* [Set exercise] With the pictures omitted, write out the entries that follow exactly as they stand.

* [Dataset extract]
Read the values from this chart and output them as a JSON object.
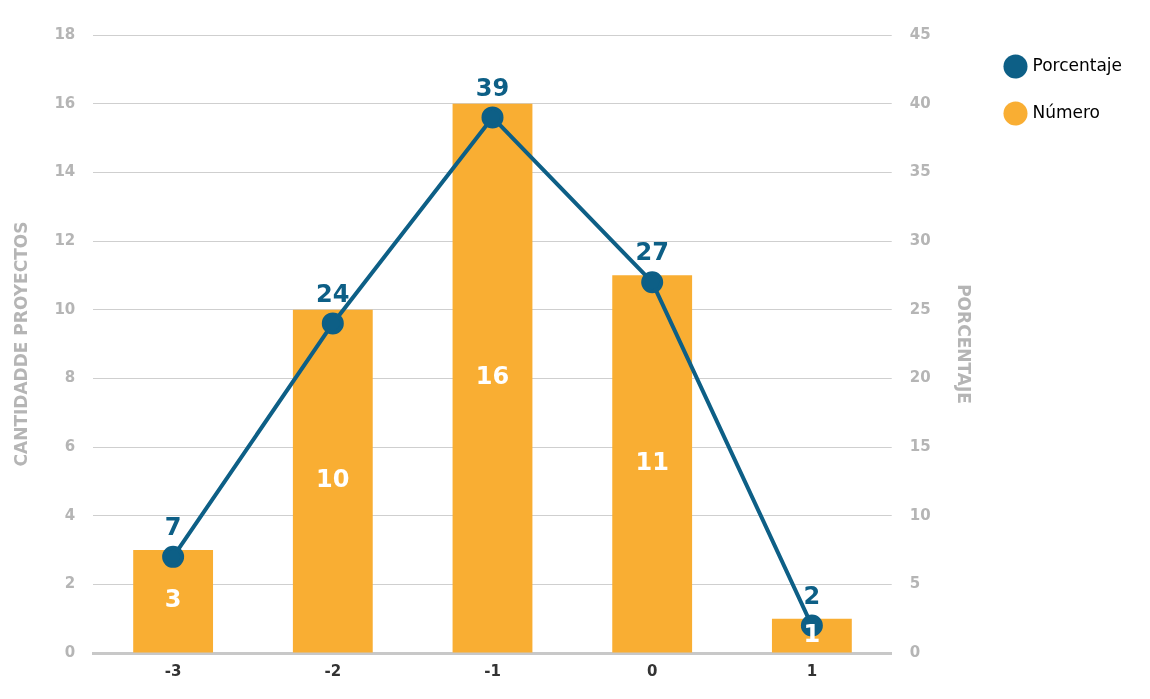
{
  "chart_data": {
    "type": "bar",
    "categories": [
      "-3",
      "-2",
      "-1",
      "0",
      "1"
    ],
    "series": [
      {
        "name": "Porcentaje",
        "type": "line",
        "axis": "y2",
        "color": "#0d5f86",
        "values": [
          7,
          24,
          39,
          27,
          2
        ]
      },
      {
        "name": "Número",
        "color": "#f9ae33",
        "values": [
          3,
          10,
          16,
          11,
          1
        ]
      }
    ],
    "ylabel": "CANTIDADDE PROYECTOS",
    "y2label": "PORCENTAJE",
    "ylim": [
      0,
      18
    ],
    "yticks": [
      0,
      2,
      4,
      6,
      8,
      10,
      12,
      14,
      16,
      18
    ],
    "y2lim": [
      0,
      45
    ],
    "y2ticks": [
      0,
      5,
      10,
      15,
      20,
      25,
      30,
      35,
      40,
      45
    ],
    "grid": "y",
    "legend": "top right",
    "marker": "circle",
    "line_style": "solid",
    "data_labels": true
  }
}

* [Response to this exercise]
Read the values from this chart and output them as a JSON object.
{
  "chart_data": {
    "type": "bar",
    "categories": [
      "-3",
      "-2",
      "-1",
      "0",
      "1"
    ],
    "series": [
      {
        "name": "Porcentaje",
        "type": "line",
        "axis": "y2",
        "color": "#0d5f86",
        "values": [
          7,
          24,
          39,
          27,
          2
        ]
      },
      {
        "name": "Número",
        "color": "#f9ae33",
        "values": [
          3,
          10,
          16,
          11,
          1
        ]
      }
    ],
    "ylabel": "CANTIDADDE PROYECTOS",
    "y2label": "PORCENTAJE",
    "ylim": [
      0,
      18
    ],
    "yticks": [
      0,
      2,
      4,
      6,
      8,
      10,
      12,
      14,
      16,
      18
    ],
    "y2lim": [
      0,
      45
    ],
    "y2ticks": [
      0,
      5,
      10,
      15,
      20,
      25,
      30,
      35,
      40,
      45
    ],
    "grid": "y",
    "legend": "top right",
    "marker": "circle",
    "line_style": "solid",
    "data_labels": true
  }
}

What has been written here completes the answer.